Your goal:
Report, word for word, every line of the material that contains "screenshot".

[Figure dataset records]
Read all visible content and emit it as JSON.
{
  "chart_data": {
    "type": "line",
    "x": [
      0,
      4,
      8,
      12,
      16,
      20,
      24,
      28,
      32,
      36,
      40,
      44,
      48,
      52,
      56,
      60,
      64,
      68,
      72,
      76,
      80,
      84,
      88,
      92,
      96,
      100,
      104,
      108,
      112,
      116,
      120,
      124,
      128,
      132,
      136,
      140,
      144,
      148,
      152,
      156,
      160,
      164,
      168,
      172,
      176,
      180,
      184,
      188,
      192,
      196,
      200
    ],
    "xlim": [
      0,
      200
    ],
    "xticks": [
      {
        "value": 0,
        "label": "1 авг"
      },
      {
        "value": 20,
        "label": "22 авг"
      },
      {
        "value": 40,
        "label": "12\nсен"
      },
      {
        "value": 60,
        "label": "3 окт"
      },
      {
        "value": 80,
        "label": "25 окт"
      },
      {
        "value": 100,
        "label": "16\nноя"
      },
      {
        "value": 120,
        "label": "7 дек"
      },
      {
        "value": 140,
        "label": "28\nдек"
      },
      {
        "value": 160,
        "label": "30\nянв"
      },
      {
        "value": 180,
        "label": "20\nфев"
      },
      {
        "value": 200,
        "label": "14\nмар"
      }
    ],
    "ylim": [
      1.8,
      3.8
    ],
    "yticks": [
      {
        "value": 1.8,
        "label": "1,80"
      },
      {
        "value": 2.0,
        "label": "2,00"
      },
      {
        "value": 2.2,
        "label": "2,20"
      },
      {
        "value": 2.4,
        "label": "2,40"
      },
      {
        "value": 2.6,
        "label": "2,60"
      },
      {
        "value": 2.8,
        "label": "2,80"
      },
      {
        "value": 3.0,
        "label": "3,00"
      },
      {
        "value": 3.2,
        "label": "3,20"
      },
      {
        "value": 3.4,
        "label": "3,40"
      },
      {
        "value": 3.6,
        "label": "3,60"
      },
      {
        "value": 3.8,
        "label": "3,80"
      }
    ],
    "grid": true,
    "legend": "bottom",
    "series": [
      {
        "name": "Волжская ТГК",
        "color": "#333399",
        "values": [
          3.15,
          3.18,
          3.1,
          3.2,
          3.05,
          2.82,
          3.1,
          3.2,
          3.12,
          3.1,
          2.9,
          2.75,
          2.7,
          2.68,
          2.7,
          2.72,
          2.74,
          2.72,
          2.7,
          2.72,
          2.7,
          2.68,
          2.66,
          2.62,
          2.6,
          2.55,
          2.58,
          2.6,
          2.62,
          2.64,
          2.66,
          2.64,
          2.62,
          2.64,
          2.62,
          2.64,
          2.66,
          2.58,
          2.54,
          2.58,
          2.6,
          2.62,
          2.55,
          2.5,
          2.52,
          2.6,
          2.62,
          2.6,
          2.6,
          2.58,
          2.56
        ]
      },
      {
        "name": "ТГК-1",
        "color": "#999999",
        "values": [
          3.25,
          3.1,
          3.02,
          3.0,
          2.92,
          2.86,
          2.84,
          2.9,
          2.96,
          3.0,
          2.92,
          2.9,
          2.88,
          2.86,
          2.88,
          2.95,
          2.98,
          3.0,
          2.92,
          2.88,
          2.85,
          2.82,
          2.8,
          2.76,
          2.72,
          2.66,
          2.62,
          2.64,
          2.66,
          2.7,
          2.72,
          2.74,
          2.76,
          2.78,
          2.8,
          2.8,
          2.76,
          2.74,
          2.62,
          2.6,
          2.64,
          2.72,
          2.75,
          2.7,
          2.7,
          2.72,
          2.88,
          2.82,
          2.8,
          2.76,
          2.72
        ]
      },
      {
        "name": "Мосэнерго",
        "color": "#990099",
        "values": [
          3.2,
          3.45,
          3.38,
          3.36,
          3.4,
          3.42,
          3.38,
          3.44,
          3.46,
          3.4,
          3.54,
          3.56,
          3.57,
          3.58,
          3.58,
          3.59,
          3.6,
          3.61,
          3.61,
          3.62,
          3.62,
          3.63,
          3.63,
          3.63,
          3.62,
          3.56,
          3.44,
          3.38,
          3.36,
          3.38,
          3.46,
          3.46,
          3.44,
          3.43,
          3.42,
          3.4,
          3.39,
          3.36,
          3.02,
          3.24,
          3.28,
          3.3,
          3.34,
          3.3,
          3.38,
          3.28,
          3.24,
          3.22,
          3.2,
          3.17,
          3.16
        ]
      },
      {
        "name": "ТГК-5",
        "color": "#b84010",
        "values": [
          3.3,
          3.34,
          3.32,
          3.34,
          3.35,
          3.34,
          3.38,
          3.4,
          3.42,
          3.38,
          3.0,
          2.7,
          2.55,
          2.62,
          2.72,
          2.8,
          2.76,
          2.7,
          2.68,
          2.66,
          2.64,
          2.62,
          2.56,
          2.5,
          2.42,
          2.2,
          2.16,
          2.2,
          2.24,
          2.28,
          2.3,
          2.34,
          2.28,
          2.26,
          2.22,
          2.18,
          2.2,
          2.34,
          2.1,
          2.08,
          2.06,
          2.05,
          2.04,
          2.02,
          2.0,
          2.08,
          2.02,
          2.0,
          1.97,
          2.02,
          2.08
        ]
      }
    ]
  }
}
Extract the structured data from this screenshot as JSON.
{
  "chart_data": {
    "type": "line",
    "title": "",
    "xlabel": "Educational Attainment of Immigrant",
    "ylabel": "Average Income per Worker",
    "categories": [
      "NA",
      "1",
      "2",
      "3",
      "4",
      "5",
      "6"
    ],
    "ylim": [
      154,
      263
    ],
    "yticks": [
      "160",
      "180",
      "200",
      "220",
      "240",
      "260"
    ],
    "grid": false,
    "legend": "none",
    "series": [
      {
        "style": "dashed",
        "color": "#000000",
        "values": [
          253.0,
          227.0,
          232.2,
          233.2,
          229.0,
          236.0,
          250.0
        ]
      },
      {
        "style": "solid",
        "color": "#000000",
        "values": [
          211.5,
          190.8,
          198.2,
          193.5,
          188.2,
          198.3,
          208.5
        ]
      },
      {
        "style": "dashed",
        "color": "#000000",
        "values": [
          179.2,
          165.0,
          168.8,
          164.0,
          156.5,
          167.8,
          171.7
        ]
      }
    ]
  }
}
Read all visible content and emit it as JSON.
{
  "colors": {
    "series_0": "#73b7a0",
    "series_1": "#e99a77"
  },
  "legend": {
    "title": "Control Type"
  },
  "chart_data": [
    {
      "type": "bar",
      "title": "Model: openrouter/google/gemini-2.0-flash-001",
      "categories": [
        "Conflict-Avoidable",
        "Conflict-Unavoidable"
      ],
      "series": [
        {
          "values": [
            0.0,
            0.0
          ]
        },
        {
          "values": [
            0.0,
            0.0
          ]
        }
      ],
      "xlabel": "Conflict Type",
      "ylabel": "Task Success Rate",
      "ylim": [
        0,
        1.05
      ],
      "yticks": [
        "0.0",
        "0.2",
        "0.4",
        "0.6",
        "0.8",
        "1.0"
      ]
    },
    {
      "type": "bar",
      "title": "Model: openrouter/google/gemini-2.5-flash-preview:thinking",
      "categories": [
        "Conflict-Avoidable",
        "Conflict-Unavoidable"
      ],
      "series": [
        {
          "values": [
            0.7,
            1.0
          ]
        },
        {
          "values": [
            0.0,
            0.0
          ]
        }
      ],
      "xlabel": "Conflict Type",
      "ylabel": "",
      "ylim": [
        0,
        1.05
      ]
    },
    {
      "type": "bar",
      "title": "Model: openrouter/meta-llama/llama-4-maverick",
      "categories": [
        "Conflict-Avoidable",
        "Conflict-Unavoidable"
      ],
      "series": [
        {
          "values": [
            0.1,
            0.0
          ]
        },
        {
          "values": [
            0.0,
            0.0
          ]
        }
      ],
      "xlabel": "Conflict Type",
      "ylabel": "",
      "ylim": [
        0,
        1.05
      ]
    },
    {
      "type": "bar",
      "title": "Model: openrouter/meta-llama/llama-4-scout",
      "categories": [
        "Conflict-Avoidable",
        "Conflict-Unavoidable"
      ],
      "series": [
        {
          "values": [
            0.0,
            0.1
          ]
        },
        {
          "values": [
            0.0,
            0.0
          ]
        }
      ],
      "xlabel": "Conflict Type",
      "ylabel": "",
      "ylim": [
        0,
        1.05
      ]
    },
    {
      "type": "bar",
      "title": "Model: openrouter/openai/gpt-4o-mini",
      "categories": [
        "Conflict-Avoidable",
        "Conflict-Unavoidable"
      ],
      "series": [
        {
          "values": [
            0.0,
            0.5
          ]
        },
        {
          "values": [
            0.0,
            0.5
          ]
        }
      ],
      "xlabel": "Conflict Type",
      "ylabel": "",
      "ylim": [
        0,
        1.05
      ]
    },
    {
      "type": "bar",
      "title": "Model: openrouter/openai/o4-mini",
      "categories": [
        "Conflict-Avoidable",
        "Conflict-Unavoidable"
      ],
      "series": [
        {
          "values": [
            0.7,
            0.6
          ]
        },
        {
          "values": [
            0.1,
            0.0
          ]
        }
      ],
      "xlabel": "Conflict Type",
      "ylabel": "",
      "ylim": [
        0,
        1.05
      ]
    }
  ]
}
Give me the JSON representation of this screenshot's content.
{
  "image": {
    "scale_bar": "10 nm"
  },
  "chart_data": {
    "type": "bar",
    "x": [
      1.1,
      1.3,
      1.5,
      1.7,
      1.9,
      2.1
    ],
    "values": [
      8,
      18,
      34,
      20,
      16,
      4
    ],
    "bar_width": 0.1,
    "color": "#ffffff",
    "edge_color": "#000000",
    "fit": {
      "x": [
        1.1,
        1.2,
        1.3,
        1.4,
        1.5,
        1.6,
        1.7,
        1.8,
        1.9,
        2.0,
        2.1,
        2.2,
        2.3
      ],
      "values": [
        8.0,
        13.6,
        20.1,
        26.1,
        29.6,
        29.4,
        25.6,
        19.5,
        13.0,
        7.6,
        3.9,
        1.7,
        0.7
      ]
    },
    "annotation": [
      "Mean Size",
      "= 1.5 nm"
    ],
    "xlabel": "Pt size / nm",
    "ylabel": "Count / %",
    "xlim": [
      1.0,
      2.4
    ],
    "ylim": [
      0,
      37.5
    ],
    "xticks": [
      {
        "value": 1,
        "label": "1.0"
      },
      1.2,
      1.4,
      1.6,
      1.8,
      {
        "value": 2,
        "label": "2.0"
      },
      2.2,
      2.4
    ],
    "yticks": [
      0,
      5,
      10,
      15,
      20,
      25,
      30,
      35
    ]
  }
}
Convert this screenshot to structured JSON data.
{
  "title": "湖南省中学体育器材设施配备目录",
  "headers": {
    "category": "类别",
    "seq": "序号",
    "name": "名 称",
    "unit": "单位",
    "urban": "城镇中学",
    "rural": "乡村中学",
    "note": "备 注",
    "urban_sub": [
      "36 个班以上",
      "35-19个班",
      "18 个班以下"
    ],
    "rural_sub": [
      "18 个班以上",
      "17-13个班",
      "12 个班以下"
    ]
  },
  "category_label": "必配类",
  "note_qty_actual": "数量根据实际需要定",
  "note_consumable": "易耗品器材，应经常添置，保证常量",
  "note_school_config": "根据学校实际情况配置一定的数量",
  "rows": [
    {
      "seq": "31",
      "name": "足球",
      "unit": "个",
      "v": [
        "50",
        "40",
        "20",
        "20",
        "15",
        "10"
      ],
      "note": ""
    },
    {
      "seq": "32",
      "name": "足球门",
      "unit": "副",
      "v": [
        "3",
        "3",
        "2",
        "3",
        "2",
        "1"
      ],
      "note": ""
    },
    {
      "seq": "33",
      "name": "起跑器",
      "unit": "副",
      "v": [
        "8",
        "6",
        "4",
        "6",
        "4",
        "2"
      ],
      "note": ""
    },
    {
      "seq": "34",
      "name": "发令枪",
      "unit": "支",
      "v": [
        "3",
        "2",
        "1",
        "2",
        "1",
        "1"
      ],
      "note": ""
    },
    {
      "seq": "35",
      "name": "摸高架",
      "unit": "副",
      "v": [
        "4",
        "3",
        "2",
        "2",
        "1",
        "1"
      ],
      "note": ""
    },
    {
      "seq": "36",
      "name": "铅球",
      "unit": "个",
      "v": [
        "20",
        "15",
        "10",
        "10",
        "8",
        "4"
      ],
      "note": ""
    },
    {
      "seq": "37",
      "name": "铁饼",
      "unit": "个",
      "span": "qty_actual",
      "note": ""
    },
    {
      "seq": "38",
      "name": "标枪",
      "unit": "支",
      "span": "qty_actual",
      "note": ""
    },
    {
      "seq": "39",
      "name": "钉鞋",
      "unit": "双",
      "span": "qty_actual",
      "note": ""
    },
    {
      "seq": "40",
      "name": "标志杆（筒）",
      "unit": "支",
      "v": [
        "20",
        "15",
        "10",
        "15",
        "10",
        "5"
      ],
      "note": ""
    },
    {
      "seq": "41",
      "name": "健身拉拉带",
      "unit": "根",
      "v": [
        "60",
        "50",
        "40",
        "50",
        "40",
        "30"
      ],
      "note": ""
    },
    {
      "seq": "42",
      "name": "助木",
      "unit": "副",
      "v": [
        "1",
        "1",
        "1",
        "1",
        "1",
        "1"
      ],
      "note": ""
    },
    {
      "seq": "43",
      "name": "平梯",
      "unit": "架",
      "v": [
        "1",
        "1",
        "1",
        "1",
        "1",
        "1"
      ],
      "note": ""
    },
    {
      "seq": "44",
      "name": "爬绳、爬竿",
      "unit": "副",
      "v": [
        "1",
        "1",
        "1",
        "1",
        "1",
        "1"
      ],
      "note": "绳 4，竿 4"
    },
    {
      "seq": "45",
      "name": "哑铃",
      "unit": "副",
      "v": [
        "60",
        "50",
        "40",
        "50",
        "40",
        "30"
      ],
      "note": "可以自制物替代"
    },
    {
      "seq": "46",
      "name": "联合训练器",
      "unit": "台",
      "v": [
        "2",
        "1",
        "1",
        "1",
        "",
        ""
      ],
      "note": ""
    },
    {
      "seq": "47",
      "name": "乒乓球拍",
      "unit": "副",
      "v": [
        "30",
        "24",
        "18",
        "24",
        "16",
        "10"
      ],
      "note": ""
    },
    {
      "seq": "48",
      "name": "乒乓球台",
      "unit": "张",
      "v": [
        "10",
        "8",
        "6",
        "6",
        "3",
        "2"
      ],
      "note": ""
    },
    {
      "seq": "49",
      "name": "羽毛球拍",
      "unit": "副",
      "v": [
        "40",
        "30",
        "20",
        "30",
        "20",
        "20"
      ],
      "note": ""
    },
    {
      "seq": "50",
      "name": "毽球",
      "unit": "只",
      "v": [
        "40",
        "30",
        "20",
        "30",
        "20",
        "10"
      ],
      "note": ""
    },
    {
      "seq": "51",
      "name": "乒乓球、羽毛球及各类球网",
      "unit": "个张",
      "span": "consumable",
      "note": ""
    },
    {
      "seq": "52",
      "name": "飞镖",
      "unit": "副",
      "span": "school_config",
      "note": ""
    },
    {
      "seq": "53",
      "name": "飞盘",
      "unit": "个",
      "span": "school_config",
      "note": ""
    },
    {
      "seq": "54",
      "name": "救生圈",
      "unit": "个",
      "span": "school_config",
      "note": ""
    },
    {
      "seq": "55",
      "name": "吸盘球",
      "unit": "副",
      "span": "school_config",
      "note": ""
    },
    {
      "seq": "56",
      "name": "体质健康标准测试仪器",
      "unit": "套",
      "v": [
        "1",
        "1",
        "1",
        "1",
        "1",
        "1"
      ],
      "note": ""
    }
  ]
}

Result below:
Extract the structured data from this screenshot as JSON.
Give me the JSON representation of this screenshot's content.
Convert this screenshot to structured JSON data.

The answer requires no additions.